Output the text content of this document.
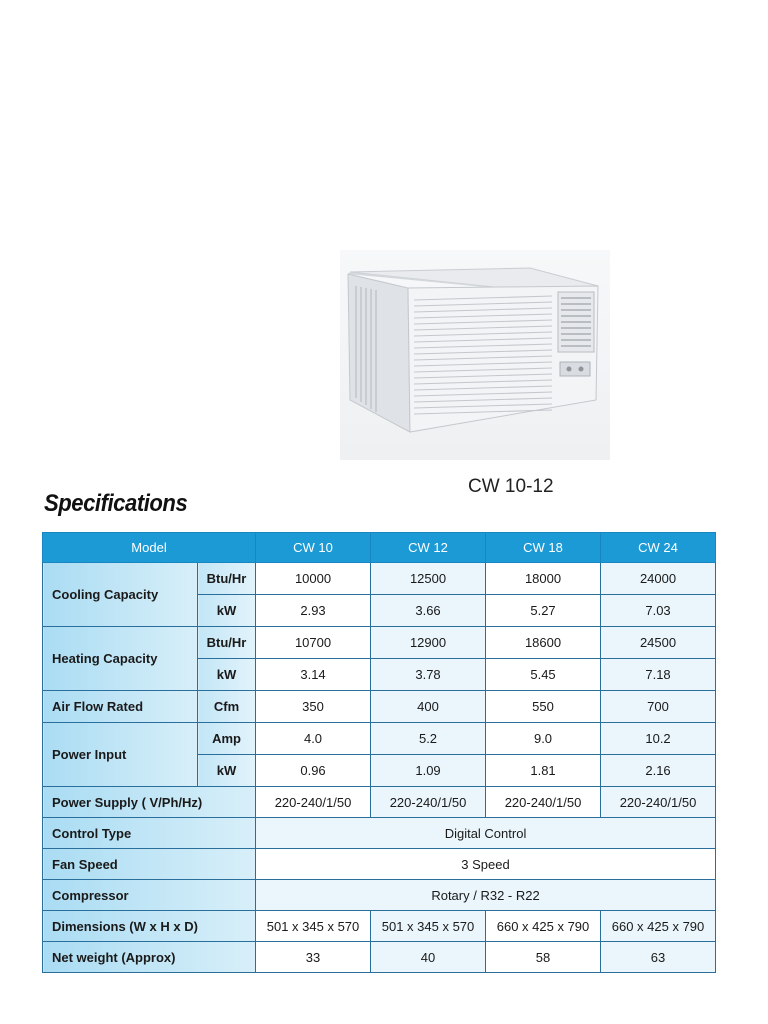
CW 10-12
Specifications
Model		CW 10	CW 12	CW 18	CW 24
Cooling Capacity	Btu/Hr	10000	12500	18000	24000
	kW	2.93	3.66	5.27	7.03
Heating Capacity	Btu/Hr	10700	12900	18600	24500
	kW	3.14	3.78	5.45	7.18
Air Flow Rated	Cfm	350	400	550	700
Power Input	Amp	4.0	5.2	9.0	10.2
	kW	0.96	1.09	1.81	2.16
Power Supply ( V/Ph/Hz)		220-240/1/50	220-240/1/50	220-240/1/50	220-240/1/50
Control Type		Digital Control			
Fan Speed		3 Speed			
Compressor		Rotary / R32 - R22			
Dimensions (W x H x D)		501 x 345 x 570	501 x 345 x 570	660 x 425 x 790	660 x 425 x 790
Net weight (Approx)		33	40	58	63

■ **Short exercise**:
Omitting all images, retype each line of the records precisely.

■ **Task solution**:
Output the text content of this document.
CW 10-12
Specifications
Model		CW 10	CW 12	CW 18	CW 24
Cooling Capacity	Btu/Hr	10000	12500	18000	24000
	kW	2.93	3.66	5.27	7.03
Heating Capacity	Btu/Hr	10700	12900	18600	24500
	kW	3.14	3.78	5.45	7.18
Air Flow Rated	Cfm	350	400	550	700
Power Input	Amp	4.0	5.2	9.0	10.2
	kW	0.96	1.09	1.81	2.16
Power Supply ( V/Ph/Hz)		220-240/1/50	220-240/1/50	220-240/1/50	220-240/1/50
Control Type		Digital Control			
Fan Speed		3 Speed			
Compressor		Rotary / R32 - R22			
Dimensions (W x H x D)		501 x 345 x 570	501 x 345 x 570	660 x 425 x 790	660 x 425 x 790
Net weight (Approx)		33	40	58	63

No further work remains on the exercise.